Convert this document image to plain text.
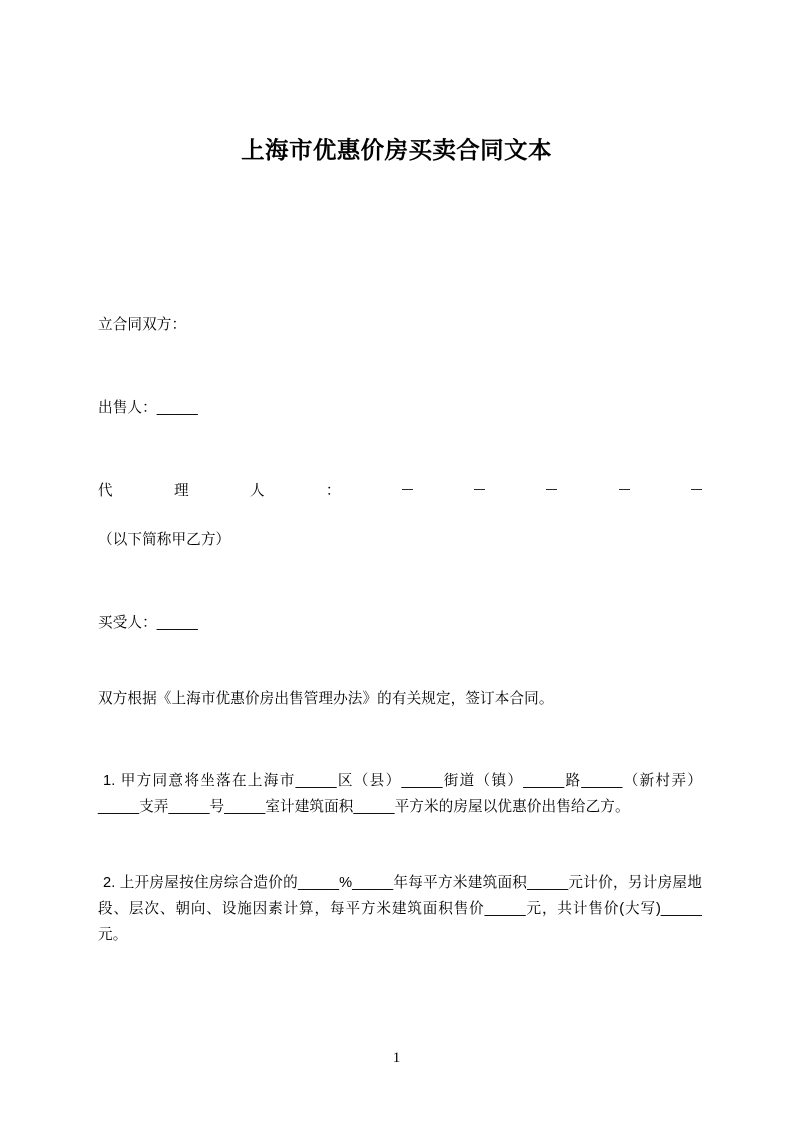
上海市优惠价房买卖合同文本
立合同双方：
出售人：_____
代	理	人	：
（以下简称甲乙方）
买受人：_____
双方根据《上海市优惠价房出售管理办法》的有关规定，签订本合同。
1. 甲方同意将坐落在上海市_____区（县）_____街道（镇）_____路_____（新村弄）_____支弄_____号_____室计建筑面积_____平方米的房屋以优惠价出售给乙方。
2. 上开房屋按住房综合造价的_____%_____年每平方米建筑面积_____元计价，另计房屋地段、层次、朝向、设施因素计算，每平方米建筑面积售价_____元，共计售价(大写)_____元。
1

____

GIVEN INSTRUCTION – Images should not appear in the copy; retype the listing above exactly.

ANSWER BELOW –
Convert this document image to plain text.
上海市优惠价房买卖合同文本
立合同双方：
出售人：_____
代	理	人	：
（以下简称甲乙方）
买受人：_____
双方根据《上海市优惠价房出售管理办法》的有关规定，签订本合同。
1. 甲方同意将坐落在上海市_____区（县）_____街道（镇）_____路_____（新村弄）_____支弄_____号_____室计建筑面积_____平方米的房屋以优惠价出售给乙方。
2. 上开房屋按住房综合造价的_____%_____年每平方米建筑面积_____元计价，另计房屋地段、层次、朝向、设施因素计算，每平方米建筑面积售价_____元，共计售价(大写)_____元。
1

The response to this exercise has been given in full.